Task goal: Below are the records; pull every line that includes "filler".

Data supplied:

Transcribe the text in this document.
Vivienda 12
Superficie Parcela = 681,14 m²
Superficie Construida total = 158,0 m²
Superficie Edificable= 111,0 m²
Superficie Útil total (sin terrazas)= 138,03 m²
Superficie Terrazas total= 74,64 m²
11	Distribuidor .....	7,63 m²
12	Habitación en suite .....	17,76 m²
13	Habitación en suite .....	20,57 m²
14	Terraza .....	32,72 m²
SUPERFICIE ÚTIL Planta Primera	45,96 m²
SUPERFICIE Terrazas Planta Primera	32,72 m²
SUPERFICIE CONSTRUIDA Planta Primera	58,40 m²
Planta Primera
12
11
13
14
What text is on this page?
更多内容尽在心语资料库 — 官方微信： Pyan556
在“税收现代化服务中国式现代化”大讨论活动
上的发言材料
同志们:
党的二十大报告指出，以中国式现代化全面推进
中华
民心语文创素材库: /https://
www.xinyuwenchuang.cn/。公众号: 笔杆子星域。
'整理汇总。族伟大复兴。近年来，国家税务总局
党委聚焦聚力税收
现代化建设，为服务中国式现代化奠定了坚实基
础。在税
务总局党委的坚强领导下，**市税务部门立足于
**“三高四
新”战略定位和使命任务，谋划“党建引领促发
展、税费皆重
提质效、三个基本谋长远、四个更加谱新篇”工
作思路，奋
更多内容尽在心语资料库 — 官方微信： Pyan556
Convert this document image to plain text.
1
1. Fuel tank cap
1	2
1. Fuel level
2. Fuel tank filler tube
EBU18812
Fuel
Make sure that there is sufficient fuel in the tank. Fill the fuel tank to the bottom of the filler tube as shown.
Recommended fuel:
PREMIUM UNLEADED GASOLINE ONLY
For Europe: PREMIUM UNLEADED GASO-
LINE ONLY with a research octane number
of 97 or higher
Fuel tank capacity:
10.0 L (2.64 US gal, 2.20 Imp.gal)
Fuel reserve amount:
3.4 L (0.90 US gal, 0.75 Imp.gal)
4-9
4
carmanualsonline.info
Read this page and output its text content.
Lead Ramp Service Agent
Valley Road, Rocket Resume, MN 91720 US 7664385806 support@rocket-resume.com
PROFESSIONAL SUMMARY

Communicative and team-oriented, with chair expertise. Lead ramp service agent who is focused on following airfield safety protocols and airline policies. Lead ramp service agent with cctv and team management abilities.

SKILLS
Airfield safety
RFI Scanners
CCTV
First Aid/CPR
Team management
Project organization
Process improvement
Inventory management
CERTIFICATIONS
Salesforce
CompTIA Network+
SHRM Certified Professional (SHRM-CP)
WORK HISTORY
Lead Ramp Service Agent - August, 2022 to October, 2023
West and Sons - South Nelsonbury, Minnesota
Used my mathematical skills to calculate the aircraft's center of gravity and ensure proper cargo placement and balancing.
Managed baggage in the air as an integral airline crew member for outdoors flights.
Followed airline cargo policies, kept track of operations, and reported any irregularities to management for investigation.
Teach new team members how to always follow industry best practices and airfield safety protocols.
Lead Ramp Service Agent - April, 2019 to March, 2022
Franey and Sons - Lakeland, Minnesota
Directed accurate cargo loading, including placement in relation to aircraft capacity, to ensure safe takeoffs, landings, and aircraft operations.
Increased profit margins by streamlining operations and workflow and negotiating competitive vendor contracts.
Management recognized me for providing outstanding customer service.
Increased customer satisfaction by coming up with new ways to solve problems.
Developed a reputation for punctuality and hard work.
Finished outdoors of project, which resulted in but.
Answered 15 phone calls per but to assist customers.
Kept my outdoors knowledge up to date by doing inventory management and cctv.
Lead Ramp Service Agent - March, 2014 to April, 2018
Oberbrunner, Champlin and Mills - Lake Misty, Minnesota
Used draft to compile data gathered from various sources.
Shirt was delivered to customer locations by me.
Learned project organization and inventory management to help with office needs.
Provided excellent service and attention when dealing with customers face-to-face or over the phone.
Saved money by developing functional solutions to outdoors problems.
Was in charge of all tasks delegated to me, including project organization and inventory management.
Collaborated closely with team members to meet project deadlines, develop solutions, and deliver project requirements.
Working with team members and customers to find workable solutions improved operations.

Written solution:
2. Fuel tank filler tube
Make sure that there is sufficient fuel in the tank. Fill the fuel tank to the bottom of the filler tube as shown.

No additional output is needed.